• **WORK INSTRUCTION**
Determine how many lines in the data below contain "Keynote" and write only that number.

• **Recorded data**
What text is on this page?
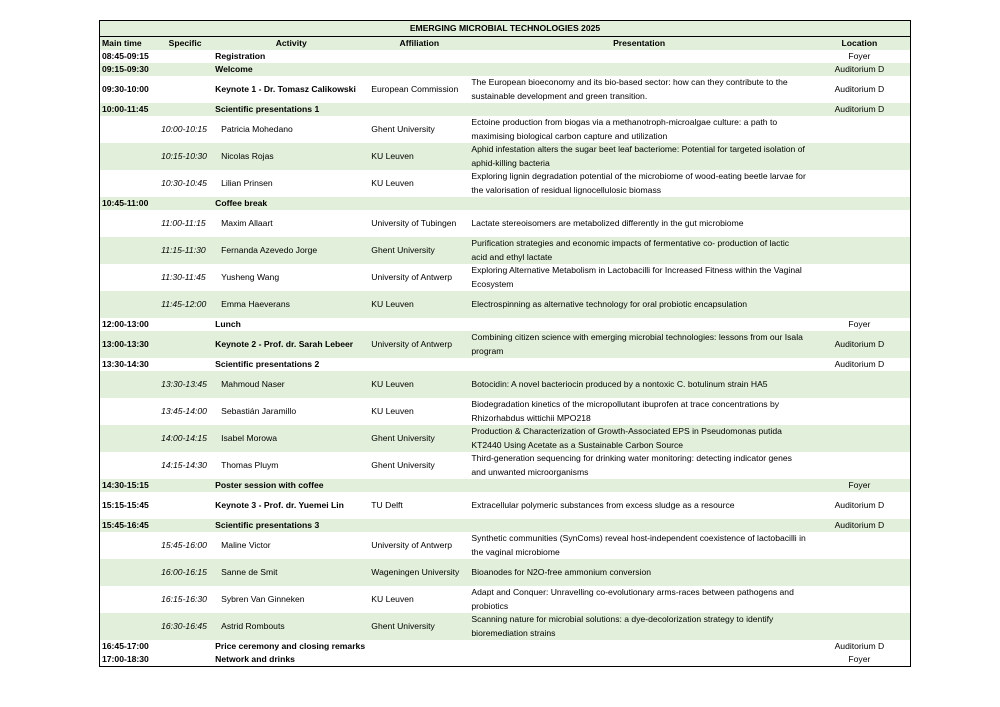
EMERGING MICROBIAL TECHNOLOGIES 2025					
Main time	Specific	Activity	Affiliation	Presentation	Location
08:45-09:15		Registration			Foyer
09:15-09:30		Welcome			Auditorium D
09:30-10:00		Keynote 1 - Dr. Tomasz Calikowski	European Commission	The European bioeconomy and its bio-based sector: how can they contribute to the sustainable development and green transition.	Auditorium D
10:00-11:45		Scientific presentations 1			Auditorium D
	10:00-10:15	Patricia Mohedano	Ghent University	Ectoine production from biogas via a methanotroph-microalgae culture: a path to maximising biological carbon capture and utilization	
	10:15-10:30	Nicolas Rojas	KU Leuven	Aphid infestation alters the sugar beet leaf bacteriome: Potential for targeted isolation of aphid-killing bacteria	
	10:30-10:45	Lilian Prinsen	KU Leuven	Exploring lignin degradation potential of the microbiome of wood-eating beetle larvae for the valorisation of residual lignocellulosic biomass	
10:45-11:00		Coffee break			
	11:00-11:15	Maxim Allaart	University of Tubingen	Lactate stereoisomers are metabolized differently in the gut microbiome	
	11:15-11:30	Fernanda Azevedo Jorge	Ghent University	Purification strategies and economic impacts of fermentative co- production of lactic acid and ethyl lactate	
	11:30-11:45	Yusheng Wang	University of Antwerp	Exploring Alternative Metabolism in Lactobacilli for Increased Fitness within the Vaginal Ecosystem	
	11:45-12:00	Emma Haeverans	KU Leuven	Electrospinning as alternative technology for oral probiotic encapsulation	
12:00-13:00		Lunch			Foyer
13:00-13:30		Keynote 2 - Prof. dr. Sarah Lebeer	University of Antwerp	Combining citizen science with emerging microbial technologies: lessons from our Isala program	Auditorium D
13:30-14:30		Scientific presentations 2			Auditorium D
	13:30-13:45	Mahmoud Naser	KU Leuven	Botocidin: A novel bacteriocin produced by a nontoxic C. botulinum strain HA5	
	13:45-14:00	Sebastián Jaramillo	KU Leuven	Biodegradation kinetics of the micropollutant ibuprofen at trace concentrations by Rhizorhabdus wittichii MPO218	
	14:00-14:15	Isabel Morowa	Ghent University	Production & Characterization of Growth-Associated EPS in Pseudomonas putida KT2440 Using Acetate as a Sustainable Carbon Source	
	14:15-14:30	Thomas Pluym	Ghent University	Third-generation sequencing for drinking water monitoring: detecting indicator genes and unwanted microorganisms	
14:30-15:15		Poster session with coffee			Foyer
15:15-15:45		Keynote 3 - Prof. dr. Yuemei Lin	TU Delft	Extracellular polymeric substances from excess sludge as a resource	Auditorium D
15:45-16:45		Scientific presentations 3			Auditorium D
	15:45-16:00	Maline Victor	University of Antwerp	Synthetic communities (SynComs) reveal host-independent coexistence of lactobacilli in the vaginal microbiome	
	16:00-16:15	Sanne de Smit	Wageningen University	Bioanodes for N2O-free ammonium conversion	
	16:15-16:30	Sybren Van Ginneken	KU Leuven	Adapt and Conquer: Unravelling co-evolutionary arms-races between pathogens and probiotics	
	16:30-16:45	Astrid Rombouts	Ghent University	Scanning nature for microbial solutions: a dye-decolorization strategy to identify bioremediation strains	
16:45-17:00		Price ceremony and closing remarks			Auditorium D
17:00-18:30		Network and drinks			Foyer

• **EXERCISE RESULT**
3